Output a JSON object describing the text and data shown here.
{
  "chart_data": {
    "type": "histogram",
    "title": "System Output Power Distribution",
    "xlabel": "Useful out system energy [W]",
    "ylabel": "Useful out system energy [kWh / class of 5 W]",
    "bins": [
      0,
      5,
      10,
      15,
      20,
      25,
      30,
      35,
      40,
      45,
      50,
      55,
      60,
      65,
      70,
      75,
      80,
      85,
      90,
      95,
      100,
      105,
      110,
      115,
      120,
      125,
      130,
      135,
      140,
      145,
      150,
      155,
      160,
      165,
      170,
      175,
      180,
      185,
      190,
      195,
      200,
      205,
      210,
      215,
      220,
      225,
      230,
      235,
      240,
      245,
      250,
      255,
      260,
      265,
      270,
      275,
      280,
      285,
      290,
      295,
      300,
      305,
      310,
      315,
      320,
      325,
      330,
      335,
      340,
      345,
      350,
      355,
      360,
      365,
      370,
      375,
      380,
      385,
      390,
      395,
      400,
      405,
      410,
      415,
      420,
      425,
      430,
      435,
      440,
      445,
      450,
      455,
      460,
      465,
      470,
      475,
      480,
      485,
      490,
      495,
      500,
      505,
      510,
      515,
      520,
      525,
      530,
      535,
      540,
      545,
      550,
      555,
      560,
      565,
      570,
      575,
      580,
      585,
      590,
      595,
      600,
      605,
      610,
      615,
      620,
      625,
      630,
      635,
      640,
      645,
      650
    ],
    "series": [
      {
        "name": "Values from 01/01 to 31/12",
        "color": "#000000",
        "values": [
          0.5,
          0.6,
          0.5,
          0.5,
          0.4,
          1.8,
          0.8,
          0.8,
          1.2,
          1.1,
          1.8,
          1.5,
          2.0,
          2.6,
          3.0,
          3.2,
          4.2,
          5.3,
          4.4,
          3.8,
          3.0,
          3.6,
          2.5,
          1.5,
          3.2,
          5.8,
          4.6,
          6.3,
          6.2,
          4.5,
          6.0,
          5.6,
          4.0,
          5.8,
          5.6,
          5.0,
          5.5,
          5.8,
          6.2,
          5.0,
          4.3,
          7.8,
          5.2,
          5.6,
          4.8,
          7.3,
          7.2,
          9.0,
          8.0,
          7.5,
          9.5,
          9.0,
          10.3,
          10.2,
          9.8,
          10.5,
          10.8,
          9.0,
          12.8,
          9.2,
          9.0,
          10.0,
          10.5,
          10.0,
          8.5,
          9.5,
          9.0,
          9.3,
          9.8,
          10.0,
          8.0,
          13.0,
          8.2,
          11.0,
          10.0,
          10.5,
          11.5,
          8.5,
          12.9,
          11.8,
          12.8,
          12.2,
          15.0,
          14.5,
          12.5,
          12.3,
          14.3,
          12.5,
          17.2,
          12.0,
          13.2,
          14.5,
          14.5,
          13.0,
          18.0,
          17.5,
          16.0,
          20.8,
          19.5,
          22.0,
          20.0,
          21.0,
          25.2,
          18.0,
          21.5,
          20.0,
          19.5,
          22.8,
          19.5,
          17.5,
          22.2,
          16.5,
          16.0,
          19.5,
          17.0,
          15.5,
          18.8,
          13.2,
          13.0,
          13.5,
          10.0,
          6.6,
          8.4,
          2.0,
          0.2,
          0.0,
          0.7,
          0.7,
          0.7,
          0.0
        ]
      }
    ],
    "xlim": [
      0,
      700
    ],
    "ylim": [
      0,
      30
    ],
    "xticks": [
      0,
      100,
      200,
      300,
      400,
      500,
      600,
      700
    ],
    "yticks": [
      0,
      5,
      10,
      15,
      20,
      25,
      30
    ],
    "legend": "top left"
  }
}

____________

Brief> Work out how many lines in the records above hold the string "Output", then give only that count.

Result of the task> 2